Each entry below should be echoed exactly, with pictures omitted.

········

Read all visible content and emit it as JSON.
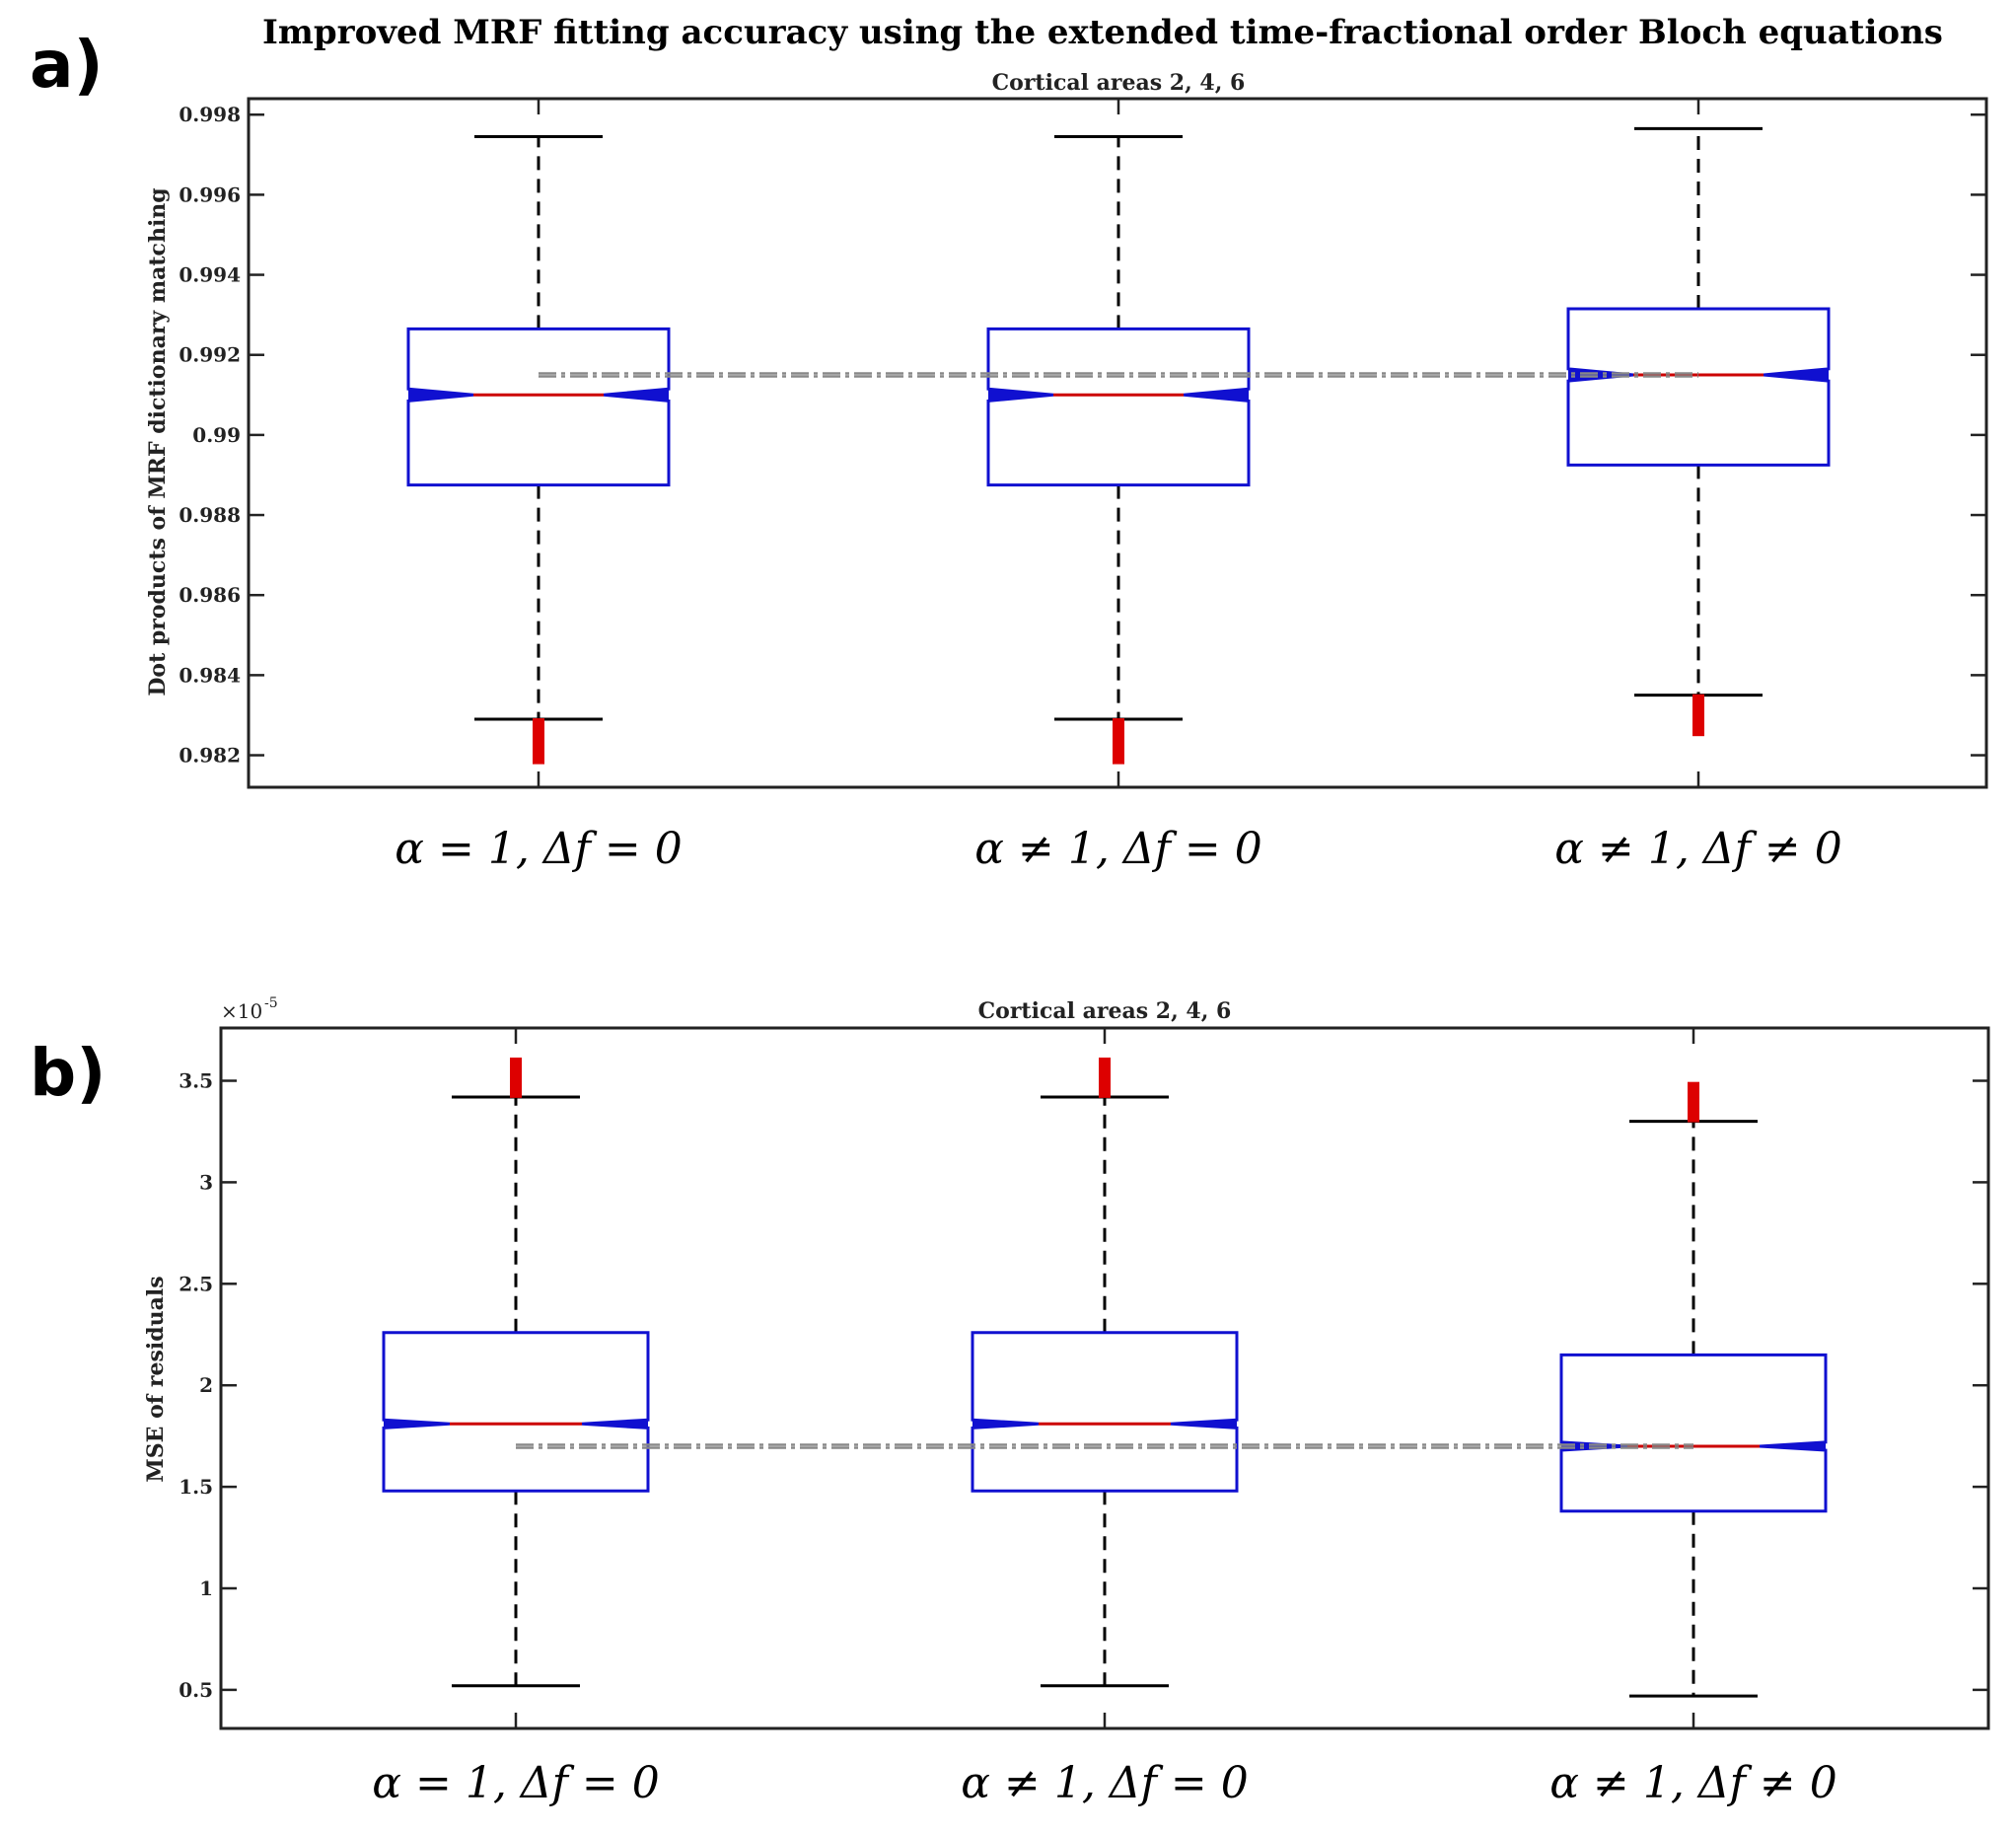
{
  "title": "Improved MRF fitting accuracy using the extended time-fractional order Bloch equations",
  "chart_data": [
    {
      "panel_label": "a)",
      "type": "box",
      "title": "Cortical areas 2, 4, 6",
      "ylabel": "Dot products of MRF dictionary matching",
      "xlabel": "",
      "ylim": [
        0.9812,
        0.9984
      ],
      "yticks": [
        0.982,
        0.984,
        0.986,
        0.988,
        0.99,
        0.992,
        0.994,
        0.996,
        0.998
      ],
      "ytick_labels": [
        "0.982",
        "0.984",
        "0.986",
        "0.988",
        "0.99",
        "0.992",
        "0.994",
        "0.996",
        "0.998"
      ],
      "exponent_label": "",
      "categories": [
        "α = 1, Δf = 0",
        "α ≠ 1, Δf = 0",
        "α ≠ 1, Δf ≠ 0"
      ],
      "boxes": [
        {
          "whisker_low": 0.9829,
          "q1": 0.98875,
          "median": 0.991,
          "q3": 0.99265,
          "whisker_high": 0.99745,
          "notch_low": 0.99085,
          "notch_high": 0.99115,
          "outliers": [
            0.9819,
            0.9821,
            0.9823,
            0.9825,
            0.9827,
            0.9828
          ]
        },
        {
          "whisker_low": 0.9829,
          "q1": 0.98875,
          "median": 0.991,
          "q3": 0.99265,
          "whisker_high": 0.99745,
          "notch_low": 0.99085,
          "notch_high": 0.99115,
          "outliers": [
            0.9819,
            0.9821,
            0.9823,
            0.9825,
            0.9827,
            0.9828
          ]
        },
        {
          "whisker_low": 0.9835,
          "q1": 0.98925,
          "median": 0.9915,
          "q3": 0.99315,
          "whisker_high": 0.99765,
          "notch_low": 0.99135,
          "notch_high": 0.99165,
          "outliers": [
            0.9826,
            0.9828,
            0.983,
            0.9832,
            0.9834
          ]
        }
      ],
      "reference_line": 0.9915,
      "colors": {
        "box": "#1010d0",
        "median": "#cc0000",
        "outlier": "#dd0000",
        "whisker": "#000000",
        "reference": "#888888"
      }
    },
    {
      "panel_label": "b)",
      "type": "box",
      "title": "Cortical areas 2, 4, 6",
      "ylabel": "MSE of residuals",
      "xlabel": "",
      "ylim": [
        0.31,
        3.76
      ],
      "yticks": [
        0.5,
        1,
        1.5,
        2,
        2.5,
        3,
        3.5
      ],
      "ytick_labels": [
        "0.5",
        "1",
        "1.5",
        "2",
        "2.5",
        "3",
        "3.5"
      ],
      "exponent_label": "×10",
      "exponent_power": "-5",
      "categories": [
        "α = 1, Δf = 0",
        "α ≠ 1, Δf = 0",
        "α ≠ 1, Δf ≠ 0"
      ],
      "boxes": [
        {
          "whisker_low": 0.52,
          "q1": 1.48,
          "median": 1.81,
          "q3": 2.26,
          "whisker_high": 3.42,
          "notch_low": 1.79,
          "notch_high": 1.83,
          "outliers": [
            3.44,
            3.47,
            3.5,
            3.53,
            3.56,
            3.59
          ]
        },
        {
          "whisker_low": 0.52,
          "q1": 1.48,
          "median": 1.81,
          "q3": 2.26,
          "whisker_high": 3.42,
          "notch_low": 1.79,
          "notch_high": 1.83,
          "outliers": [
            3.44,
            3.47,
            3.5,
            3.53,
            3.56,
            3.59
          ]
        },
        {
          "whisker_low": 0.47,
          "q1": 1.38,
          "median": 1.7,
          "q3": 2.15,
          "whisker_high": 3.3,
          "notch_low": 1.68,
          "notch_high": 1.72,
          "outliers": [
            3.32,
            3.35,
            3.38,
            3.41,
            3.44,
            3.47
          ]
        }
      ],
      "reference_line": 1.7,
      "colors": {
        "box": "#1010d0",
        "median": "#cc0000",
        "outlier": "#dd0000",
        "whisker": "#000000",
        "reference": "#888888"
      }
    }
  ]
}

········

Exercise response:
Read all visible content and emit it as JSON.
{
  "title": "Improved MRF fitting accuracy using the extended time-fractional order Bloch equations",
  "chart_data": [
    {
      "panel_label": "a)",
      "type": "box",
      "title": "Cortical areas 2, 4, 6",
      "ylabel": "Dot products of MRF dictionary matching",
      "xlabel": "",
      "ylim": [
        0.9812,
        0.9984
      ],
      "yticks": [
        0.982,
        0.984,
        0.986,
        0.988,
        0.99,
        0.992,
        0.994,
        0.996,
        0.998
      ],
      "ytick_labels": [
        "0.982",
        "0.984",
        "0.986",
        "0.988",
        "0.99",
        "0.992",
        "0.994",
        "0.996",
        "0.998"
      ],
      "exponent_label": "",
      "categories": [
        "α = 1, Δf = 0",
        "α ≠ 1, Δf = 0",
        "α ≠ 1, Δf ≠ 0"
      ],
      "boxes": [
        {
          "whisker_low": 0.9829,
          "q1": 0.98875,
          "median": 0.991,
          "q3": 0.99265,
          "whisker_high": 0.99745,
          "notch_low": 0.99085,
          "notch_high": 0.99115,
          "outliers": [
            0.9819,
            0.9821,
            0.9823,
            0.9825,
            0.9827,
            0.9828
          ]
        },
        {
          "whisker_low": 0.9829,
          "q1": 0.98875,
          "median": 0.991,
          "q3": 0.99265,
          "whisker_high": 0.99745,
          "notch_low": 0.99085,
          "notch_high": 0.99115,
          "outliers": [
            0.9819,
            0.9821,
            0.9823,
            0.9825,
            0.9827,
            0.9828
          ]
        },
        {
          "whisker_low": 0.9835,
          "q1": 0.98925,
          "median": 0.9915,
          "q3": 0.99315,
          "whisker_high": 0.99765,
          "notch_low": 0.99135,
          "notch_high": 0.99165,
          "outliers": [
            0.9826,
            0.9828,
            0.983,
            0.9832,
            0.9834
          ]
        }
      ],
      "reference_line": 0.9915,
      "colors": {
        "box": "#1010d0",
        "median": "#cc0000",
        "outlier": "#dd0000",
        "whisker": "#000000",
        "reference": "#888888"
      }
    },
    {
      "panel_label": "b)",
      "type": "box",
      "title": "Cortical areas 2, 4, 6",
      "ylabel": "MSE of residuals",
      "xlabel": "",
      "ylim": [
        0.31,
        3.76
      ],
      "yticks": [
        0.5,
        1,
        1.5,
        2,
        2.5,
        3,
        3.5
      ],
      "ytick_labels": [
        "0.5",
        "1",
        "1.5",
        "2",
        "2.5",
        "3",
        "3.5"
      ],
      "exponent_label": "×10",
      "exponent_power": "-5",
      "categories": [
        "α = 1, Δf = 0",
        "α ≠ 1, Δf = 0",
        "α ≠ 1, Δf ≠ 0"
      ],
      "boxes": [
        {
          "whisker_low": 0.52,
          "q1": 1.48,
          "median": 1.81,
          "q3": 2.26,
          "whisker_high": 3.42,
          "notch_low": 1.79,
          "notch_high": 1.83,
          "outliers": [
            3.44,
            3.47,
            3.5,
            3.53,
            3.56,
            3.59
          ]
        },
        {
          "whisker_low": 0.52,
          "q1": 1.48,
          "median": 1.81,
          "q3": 2.26,
          "whisker_high": 3.42,
          "notch_low": 1.79,
          "notch_high": 1.83,
          "outliers": [
            3.44,
            3.47,
            3.5,
            3.53,
            3.56,
            3.59
          ]
        },
        {
          "whisker_low": 0.47,
          "q1": 1.38,
          "median": 1.7,
          "q3": 2.15,
          "whisker_high": 3.3,
          "notch_low": 1.68,
          "notch_high": 1.72,
          "outliers": [
            3.32,
            3.35,
            3.38,
            3.41,
            3.44,
            3.47
          ]
        }
      ],
      "reference_line": 1.7,
      "colors": {
        "box": "#1010d0",
        "median": "#cc0000",
        "outlier": "#dd0000",
        "whisker": "#000000",
        "reference": "#888888"
      }
    }
  ]
}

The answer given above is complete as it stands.